◆ Exercise instructions: Render the material below as a Markdown table with the columns Row and Text. Number the rows in order, put each non-blank line in its own row, and leave out blank lines.
* * *
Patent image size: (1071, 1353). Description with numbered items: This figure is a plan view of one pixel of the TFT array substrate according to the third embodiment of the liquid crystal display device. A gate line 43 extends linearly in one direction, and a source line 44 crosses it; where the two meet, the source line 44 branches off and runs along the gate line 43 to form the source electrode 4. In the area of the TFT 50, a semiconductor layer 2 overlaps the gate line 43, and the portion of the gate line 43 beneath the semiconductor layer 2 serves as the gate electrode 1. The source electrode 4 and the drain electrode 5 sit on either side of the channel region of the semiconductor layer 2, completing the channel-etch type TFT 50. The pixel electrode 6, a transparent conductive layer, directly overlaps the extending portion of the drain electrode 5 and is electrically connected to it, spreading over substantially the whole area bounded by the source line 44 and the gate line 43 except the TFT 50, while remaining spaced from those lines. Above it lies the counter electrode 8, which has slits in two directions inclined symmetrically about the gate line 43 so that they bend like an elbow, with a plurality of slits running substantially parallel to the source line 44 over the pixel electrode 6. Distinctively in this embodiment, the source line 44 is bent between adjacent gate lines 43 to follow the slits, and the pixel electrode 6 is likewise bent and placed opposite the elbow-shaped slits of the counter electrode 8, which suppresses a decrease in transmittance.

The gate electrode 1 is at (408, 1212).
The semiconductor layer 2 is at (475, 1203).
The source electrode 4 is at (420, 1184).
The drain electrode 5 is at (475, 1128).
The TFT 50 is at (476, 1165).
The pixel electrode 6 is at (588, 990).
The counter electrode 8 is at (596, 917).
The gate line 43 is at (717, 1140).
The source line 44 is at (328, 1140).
* * *
◆ Solution for this exercise:
| Row | Text |
|---|---|
| 1 | Patent image size: (1071, 1353). Description with numbered items: This figure is a plan view of one pixel of the TFT array substrate according to the third embodiment of the liquid crystal display device. A gate line 43 extends linearly in one direction, and a source line 44 crosses it; where the two meet, the source line 44 branches off and runs along the gate line 43 to form the source electrode 4. In the area of the TFT 50, a semiconductor layer 2 overlaps the gate line 43, and the portion of the gate line 43 beneath the semiconductor layer 2 serves as the gate electrode 1. The source electrode 4 and the drain electrode 5 sit on either side of the channel region of the semiconductor layer 2, completing the channel-etch type TFT 50. The pixel electrode 6, a transparent conductive layer, directly overlaps the extending portion of the drain electrode 5 and is electrically connected to it, spreading over substantially the whole area bounded by the source line 44 and the gate line 43 except the TFT 50, while remaining spaced from those lines. Above it lies the counter electrode 8, which has slits in two directions inclined symmetrically about the gate line 43 so that they bend like an elbow, with a plurality of slits running substantially parallel to the source line 44 over the pixel electrode 6. Distinctively in this embodiment, the source line 44 is bent between adjacent gate lines 43 to follow the slits, and the pixel electrode 6 is likewise bent and placed opposite the elbow-shaped slits of the counter electrode 8, which suppresses a decrease in transmittance. |
| 2 | The gate electrode 1 is at (408, 1212). |
| 3 | The semiconductor layer 2 is at (475, 1203). |
| 4 | The source electrode 4 is at (420, 1184). |
| 5 | The drain electrode 5 is at (475, 1128). |
| 6 | The TFT 50 is at (476, 1165). |
| 7 | The pixel electrode 6 is at (588, 990). |
| 8 | The counter electrode 8 is at (596, 917). |
| 9 | The gate line 43 is at (717, 1140). |
| 10 | The source line 44 is at (328, 1140). |